Everything from the line containing "Give me the" through the last line of the records must be returned verbatim, and nothing outside that range.

━━━ DATA FOR THIS TASK

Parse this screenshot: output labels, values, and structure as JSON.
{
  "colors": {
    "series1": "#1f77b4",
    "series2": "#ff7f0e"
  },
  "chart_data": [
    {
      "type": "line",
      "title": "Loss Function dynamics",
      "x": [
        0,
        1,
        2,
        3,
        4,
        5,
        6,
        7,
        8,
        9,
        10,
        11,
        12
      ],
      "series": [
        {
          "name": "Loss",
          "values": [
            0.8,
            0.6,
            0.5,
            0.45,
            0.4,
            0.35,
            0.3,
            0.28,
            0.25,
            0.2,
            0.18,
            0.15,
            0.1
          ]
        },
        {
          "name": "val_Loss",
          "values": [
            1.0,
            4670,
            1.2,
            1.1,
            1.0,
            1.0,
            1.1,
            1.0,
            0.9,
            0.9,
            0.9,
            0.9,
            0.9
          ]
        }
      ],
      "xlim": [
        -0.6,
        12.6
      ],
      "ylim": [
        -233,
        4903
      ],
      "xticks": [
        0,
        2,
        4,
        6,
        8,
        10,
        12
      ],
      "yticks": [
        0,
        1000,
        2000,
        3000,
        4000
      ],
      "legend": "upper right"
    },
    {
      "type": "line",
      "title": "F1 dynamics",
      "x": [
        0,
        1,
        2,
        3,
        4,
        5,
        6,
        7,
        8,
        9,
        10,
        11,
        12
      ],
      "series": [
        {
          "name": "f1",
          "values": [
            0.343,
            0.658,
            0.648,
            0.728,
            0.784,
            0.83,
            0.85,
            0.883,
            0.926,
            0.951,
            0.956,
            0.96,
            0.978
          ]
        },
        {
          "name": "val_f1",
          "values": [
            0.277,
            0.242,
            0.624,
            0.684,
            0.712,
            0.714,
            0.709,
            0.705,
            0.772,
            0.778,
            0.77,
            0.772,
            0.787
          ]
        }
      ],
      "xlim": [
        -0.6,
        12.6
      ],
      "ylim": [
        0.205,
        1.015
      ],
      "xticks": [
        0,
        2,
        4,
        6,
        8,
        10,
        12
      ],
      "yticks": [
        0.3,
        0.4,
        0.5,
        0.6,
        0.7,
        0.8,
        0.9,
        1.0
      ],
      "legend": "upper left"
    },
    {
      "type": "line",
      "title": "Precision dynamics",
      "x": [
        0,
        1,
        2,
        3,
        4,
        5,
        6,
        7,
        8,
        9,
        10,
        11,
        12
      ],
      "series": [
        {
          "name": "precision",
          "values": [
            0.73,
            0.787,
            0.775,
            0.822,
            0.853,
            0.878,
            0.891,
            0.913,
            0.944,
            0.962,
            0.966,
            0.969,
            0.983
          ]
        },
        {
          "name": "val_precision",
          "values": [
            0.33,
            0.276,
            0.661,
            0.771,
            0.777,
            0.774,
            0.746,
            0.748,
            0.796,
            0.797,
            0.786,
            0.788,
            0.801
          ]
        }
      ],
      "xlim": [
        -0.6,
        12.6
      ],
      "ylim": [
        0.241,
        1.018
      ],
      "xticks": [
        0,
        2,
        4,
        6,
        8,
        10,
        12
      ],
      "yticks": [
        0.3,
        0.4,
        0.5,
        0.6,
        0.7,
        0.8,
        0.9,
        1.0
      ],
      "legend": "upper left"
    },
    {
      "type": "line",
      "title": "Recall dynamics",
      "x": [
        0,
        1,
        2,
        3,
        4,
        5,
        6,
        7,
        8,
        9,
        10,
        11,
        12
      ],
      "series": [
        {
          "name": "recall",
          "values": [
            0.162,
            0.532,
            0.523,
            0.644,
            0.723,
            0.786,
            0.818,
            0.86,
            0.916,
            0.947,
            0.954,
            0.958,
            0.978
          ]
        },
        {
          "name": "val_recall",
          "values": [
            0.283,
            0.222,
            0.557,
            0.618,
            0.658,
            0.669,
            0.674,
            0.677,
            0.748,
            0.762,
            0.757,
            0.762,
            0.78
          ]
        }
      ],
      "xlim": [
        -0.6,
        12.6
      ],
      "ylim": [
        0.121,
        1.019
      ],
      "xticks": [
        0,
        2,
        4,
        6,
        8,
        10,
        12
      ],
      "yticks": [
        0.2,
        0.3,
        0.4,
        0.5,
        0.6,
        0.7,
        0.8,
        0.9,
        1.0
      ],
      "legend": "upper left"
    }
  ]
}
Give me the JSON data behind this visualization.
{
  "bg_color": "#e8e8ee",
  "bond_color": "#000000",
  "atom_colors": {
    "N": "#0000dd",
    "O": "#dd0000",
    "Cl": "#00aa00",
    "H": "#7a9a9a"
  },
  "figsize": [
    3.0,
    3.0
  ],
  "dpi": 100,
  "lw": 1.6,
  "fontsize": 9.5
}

━━━━━━

RESPONSE TO THIS TASK =>
Give me the JSON data behind this visualization.
{
  "bg_color": "#e8e8ee",
  "bond_color": "#000000",
  "atom_colors": {
    "N": "#0000dd",
    "O": "#dd0000",
    "Cl": "#00aa00",
    "H": "#7a9a9a"
  },
  "figsize": [
    3.0,
    3.0
  ],
  "dpi": 100,
  "lw": 1.6,
  "fontsize": 9.5
}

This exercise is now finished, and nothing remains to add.